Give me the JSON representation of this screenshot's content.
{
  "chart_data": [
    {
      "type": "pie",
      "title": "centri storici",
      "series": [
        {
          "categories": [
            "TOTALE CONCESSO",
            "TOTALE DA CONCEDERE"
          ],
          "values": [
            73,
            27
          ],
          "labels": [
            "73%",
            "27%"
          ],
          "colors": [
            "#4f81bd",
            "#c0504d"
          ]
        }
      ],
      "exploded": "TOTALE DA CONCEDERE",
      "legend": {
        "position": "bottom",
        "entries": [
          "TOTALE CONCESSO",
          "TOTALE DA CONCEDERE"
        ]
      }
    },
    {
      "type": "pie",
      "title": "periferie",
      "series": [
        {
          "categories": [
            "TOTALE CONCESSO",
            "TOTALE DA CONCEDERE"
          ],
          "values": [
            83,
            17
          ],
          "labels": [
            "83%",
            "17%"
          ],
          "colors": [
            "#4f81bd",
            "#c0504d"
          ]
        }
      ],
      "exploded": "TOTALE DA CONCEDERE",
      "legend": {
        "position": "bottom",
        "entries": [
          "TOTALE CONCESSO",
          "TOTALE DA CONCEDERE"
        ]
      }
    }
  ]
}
☆ ☆ ☆ ☆
▸ **WORK TO COMPLETE**
Every record should be repeated exactly; please leave none out.

▸ **REPLY**
Give me the JSON representation of this screenshot's content.
{
  "chart_data": [
    {
      "type": "pie",
      "title": "centri storici",
      "series": [
        {
          "categories": [
            "TOTALE CONCESSO",
            "TOTALE DA CONCEDERE"
          ],
          "values": [
            73,
            27
          ],
          "labels": [
            "73%",
            "27%"
          ],
          "colors": [
            "#4f81bd",
            "#c0504d"
          ]
        }
      ],
      "exploded": "TOTALE DA CONCEDERE",
      "legend": {
        "position": "bottom",
        "entries": [
          "TOTALE CONCESSO",
          "TOTALE DA CONCEDERE"
        ]
      }
    },
    {
      "type": "pie",
      "title": "periferie",
      "series": [
        {
          "categories": [
            "TOTALE CONCESSO",
            "TOTALE DA CONCEDERE"
          ],
          "values": [
            83,
            17
          ],
          "labels": [
            "83%",
            "17%"
          ],
          "colors": [
            "#4f81bd",
            "#c0504d"
          ]
        }
      ],
      "exploded": "TOTALE DA CONCEDERE",
      "legend": {
        "position": "bottom",
        "entries": [
          "TOTALE CONCESSO",
          "TOTALE DA CONCEDERE"
        ]
      }
    }
  ]
}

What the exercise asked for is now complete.